TASK DIRECTIONS
The lines to extract start at the one containing "Read this page and output its text content." and end with the last line; give them exactly and nothing more.

EXERCISE MATERIALS
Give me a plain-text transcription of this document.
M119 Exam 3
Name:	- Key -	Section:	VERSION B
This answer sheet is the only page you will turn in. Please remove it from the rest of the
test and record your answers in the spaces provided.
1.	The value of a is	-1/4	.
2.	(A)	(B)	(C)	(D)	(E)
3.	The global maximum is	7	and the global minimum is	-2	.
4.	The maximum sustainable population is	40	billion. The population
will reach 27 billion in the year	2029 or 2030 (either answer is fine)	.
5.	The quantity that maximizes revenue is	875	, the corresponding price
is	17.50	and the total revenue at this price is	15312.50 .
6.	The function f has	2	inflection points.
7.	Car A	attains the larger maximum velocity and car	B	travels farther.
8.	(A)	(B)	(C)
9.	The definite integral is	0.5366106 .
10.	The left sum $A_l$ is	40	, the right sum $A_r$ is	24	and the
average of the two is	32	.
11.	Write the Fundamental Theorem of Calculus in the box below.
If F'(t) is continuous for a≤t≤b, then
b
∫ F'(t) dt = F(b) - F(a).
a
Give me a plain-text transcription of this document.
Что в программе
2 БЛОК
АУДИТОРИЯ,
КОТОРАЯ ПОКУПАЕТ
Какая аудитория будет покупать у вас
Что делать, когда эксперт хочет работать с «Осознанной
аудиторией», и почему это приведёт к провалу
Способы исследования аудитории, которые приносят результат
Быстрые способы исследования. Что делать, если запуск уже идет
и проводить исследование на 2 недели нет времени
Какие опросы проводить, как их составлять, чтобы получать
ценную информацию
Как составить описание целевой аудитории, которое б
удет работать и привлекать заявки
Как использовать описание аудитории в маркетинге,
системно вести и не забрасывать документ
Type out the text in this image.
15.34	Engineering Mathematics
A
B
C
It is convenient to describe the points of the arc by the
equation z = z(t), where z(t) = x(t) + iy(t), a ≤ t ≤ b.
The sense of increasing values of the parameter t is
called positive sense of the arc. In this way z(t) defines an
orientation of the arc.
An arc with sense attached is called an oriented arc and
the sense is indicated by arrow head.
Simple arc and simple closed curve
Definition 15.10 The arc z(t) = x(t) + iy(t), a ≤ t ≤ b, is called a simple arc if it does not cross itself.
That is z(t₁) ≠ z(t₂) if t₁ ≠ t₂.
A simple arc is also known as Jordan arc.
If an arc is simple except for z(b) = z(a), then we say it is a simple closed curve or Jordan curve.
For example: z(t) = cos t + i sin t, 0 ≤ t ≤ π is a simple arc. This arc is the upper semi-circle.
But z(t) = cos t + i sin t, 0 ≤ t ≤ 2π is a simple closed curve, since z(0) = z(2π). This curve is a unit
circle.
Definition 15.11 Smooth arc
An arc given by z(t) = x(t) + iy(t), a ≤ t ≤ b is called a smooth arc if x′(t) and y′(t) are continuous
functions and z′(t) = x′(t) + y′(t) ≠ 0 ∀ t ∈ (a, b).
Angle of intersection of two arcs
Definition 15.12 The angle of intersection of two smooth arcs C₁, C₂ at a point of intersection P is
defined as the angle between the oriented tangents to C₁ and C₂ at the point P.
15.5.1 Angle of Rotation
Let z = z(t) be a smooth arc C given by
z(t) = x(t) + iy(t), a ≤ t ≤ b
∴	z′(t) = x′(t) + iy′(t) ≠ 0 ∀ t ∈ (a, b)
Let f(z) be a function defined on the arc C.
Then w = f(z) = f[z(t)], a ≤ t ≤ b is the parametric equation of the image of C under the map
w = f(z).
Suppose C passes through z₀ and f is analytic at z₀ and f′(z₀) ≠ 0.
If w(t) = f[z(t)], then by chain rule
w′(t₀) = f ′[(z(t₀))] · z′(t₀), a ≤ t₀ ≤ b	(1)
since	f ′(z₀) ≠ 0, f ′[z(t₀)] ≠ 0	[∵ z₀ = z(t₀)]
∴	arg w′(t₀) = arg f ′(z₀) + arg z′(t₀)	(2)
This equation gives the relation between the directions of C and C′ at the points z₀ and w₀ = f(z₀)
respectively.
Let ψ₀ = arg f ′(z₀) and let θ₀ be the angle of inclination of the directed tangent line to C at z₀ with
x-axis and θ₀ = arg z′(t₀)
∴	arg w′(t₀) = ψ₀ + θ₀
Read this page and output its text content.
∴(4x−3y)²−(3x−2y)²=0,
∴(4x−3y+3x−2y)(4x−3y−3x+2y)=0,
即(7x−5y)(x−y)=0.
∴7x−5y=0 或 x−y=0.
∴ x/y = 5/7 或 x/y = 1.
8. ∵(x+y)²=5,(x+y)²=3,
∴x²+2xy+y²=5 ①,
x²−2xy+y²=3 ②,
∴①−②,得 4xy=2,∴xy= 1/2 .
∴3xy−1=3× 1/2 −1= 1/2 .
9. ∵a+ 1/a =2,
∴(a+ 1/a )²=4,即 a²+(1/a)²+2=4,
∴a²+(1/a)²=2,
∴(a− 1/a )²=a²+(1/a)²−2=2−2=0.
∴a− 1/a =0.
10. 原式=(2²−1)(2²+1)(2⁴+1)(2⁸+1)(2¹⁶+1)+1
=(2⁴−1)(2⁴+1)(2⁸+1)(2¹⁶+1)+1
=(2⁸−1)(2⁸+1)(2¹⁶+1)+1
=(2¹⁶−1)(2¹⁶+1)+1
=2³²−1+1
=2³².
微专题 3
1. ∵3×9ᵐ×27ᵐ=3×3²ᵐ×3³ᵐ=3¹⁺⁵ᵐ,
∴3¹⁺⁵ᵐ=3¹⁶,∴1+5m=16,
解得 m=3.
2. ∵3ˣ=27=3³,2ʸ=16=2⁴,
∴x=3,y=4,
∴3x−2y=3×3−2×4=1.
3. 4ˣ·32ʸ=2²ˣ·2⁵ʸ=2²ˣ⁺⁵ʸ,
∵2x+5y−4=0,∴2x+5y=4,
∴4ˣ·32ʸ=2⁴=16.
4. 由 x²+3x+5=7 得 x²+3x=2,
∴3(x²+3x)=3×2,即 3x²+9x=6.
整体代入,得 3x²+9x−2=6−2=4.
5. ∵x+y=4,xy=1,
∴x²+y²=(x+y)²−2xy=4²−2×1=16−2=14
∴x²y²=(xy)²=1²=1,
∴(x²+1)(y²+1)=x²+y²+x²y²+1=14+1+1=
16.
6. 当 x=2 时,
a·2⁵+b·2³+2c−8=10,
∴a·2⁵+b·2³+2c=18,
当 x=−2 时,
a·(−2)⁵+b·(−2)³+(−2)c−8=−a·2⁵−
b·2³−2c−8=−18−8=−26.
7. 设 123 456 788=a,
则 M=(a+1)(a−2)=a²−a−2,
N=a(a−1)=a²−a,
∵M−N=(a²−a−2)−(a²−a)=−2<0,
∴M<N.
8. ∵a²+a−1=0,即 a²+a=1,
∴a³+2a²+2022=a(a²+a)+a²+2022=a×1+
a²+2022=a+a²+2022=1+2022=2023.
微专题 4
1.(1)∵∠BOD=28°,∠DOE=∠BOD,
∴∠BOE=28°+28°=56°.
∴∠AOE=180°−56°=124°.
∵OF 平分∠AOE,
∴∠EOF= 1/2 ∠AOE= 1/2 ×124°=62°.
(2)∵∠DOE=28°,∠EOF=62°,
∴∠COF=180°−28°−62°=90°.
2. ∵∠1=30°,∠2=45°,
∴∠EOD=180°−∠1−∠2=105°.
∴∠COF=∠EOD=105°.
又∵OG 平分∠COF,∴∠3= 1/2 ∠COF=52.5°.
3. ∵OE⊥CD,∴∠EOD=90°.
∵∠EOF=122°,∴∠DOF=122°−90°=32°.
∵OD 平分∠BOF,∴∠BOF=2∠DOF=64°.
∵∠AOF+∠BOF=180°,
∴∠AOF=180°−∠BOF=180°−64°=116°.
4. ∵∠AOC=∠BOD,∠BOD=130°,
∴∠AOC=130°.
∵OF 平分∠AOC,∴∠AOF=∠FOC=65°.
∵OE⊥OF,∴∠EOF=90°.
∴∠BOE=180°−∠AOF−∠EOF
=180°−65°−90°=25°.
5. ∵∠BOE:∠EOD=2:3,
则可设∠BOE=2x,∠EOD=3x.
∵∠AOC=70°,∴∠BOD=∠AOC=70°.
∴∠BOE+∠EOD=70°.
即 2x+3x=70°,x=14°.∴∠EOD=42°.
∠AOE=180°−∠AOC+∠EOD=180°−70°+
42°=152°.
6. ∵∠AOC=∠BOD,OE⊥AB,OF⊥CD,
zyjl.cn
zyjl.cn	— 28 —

SOLVED EXERCISE
Read this page and output its text content.
∴(4x−3y)²−(3x−2y)²=0,
∴(4x−3y+3x−2y)(4x−3y−3x+2y)=0,
即(7x−5y)(x−y)=0.
∴7x−5y=0 或 x−y=0.
∴ x/y = 5/7 或 x/y = 1.
8. ∵(x+y)²=5,(x+y)²=3,
∴x²+2xy+y²=5 ①,
x²−2xy+y²=3 ②,
∴①−②,得 4xy=2,∴xy= 1/2 .
∴3xy−1=3× 1/2 −1= 1/2 .
9. ∵a+ 1/a =2,
∴(a+ 1/a )²=4,即 a²+(1/a)²+2=4,
∴a²+(1/a)²=2,
∴(a− 1/a )²=a²+(1/a)²−2=2−2=0.
∴a− 1/a =0.
10. 原式=(2²−1)(2²+1)(2⁴+1)(2⁸+1)(2¹⁶+1)+1
=(2⁴−1)(2⁴+1)(2⁸+1)(2¹⁶+1)+1
=(2⁸−1)(2⁸+1)(2¹⁶+1)+1
=(2¹⁶−1)(2¹⁶+1)+1
=2³²−1+1
=2³².
微专题 3
1. ∵3×9ᵐ×27ᵐ=3×3²ᵐ×3³ᵐ=3¹⁺⁵ᵐ,
∴3¹⁺⁵ᵐ=3¹⁶,∴1+5m=16,
解得 m=3.
2. ∵3ˣ=27=3³,2ʸ=16=2⁴,
∴x=3,y=4,
∴3x−2y=3×3−2×4=1.
3. 4ˣ·32ʸ=2²ˣ·2⁵ʸ=2²ˣ⁺⁵ʸ,
∵2x+5y−4=0,∴2x+5y=4,
∴4ˣ·32ʸ=2⁴=16.
4. 由 x²+3x+5=7 得 x²+3x=2,
∴3(x²+3x)=3×2,即 3x²+9x=6.
整体代入,得 3x²+9x−2=6−2=4.
5. ∵x+y=4,xy=1,
∴x²+y²=(x+y)²−2xy=4²−2×1=16−2=14
∴x²y²=(xy)²=1²=1,
∴(x²+1)(y²+1)=x²+y²+x²y²+1=14+1+1=
16.
6. 当 x=2 时,
a·2⁵+b·2³+2c−8=10,
∴a·2⁵+b·2³+2c=18,
当 x=−2 时,
a·(−2)⁵+b·(−2)³+(−2)c−8=−a·2⁵−
b·2³−2c−8=−18−8=−26.
7. 设 123 456 788=a,
则 M=(a+1)(a−2)=a²−a−2,
N=a(a−1)=a²−a,
∵M−N=(a²−a−2)−(a²−a)=−2<0,
∴M<N.
8. ∵a²+a−1=0,即 a²+a=1,
∴a³+2a²+2022=a(a²+a)+a²+2022=a×1+
a²+2022=a+a²+2022=1+2022=2023.
微专题 4
1.(1)∵∠BOD=28°,∠DOE=∠BOD,
∴∠BOE=28°+28°=56°.
∴∠AOE=180°−56°=124°.
∵OF 平分∠AOE,
∴∠EOF= 1/2 ∠AOE= 1/2 ×124°=62°.
(2)∵∠DOE=28°,∠EOF=62°,
∴∠COF=180°−28°−62°=90°.
2. ∵∠1=30°,∠2=45°,
∴∠EOD=180°−∠1−∠2=105°.
∴∠COF=∠EOD=105°.
又∵OG 平分∠COF,∴∠3= 1/2 ∠COF=52.5°.
3. ∵OE⊥CD,∴∠EOD=90°.
∵∠EOF=122°,∴∠DOF=122°−90°=32°.
∵OD 平分∠BOF,∴∠BOF=2∠DOF=64°.
∵∠AOF+∠BOF=180°,
∴∠AOF=180°−∠BOF=180°−64°=116°.
4. ∵∠AOC=∠BOD,∠BOD=130°,
∴∠AOC=130°.
∵OF 平分∠AOC,∴∠AOF=∠FOC=65°.
∵OE⊥OF,∴∠EOF=90°.
∴∠BOE=180°−∠AOF−∠EOF
=180°−65°−90°=25°.
5. ∵∠BOE:∠EOD=2:3,
则可设∠BOE=2x,∠EOD=3x.
∵∠AOC=70°,∴∠BOD=∠AOC=70°.
∴∠BOE+∠EOD=70°.
即 2x+3x=70°,x=14°.∴∠EOD=42°.
∠AOE=180°−∠AOC+∠EOD=180°−70°+
42°=152°.
6. ∵∠AOC=∠BOD,OE⊥AB,OF⊥CD,
zyjl.cn
zyjl.cn	— 28 —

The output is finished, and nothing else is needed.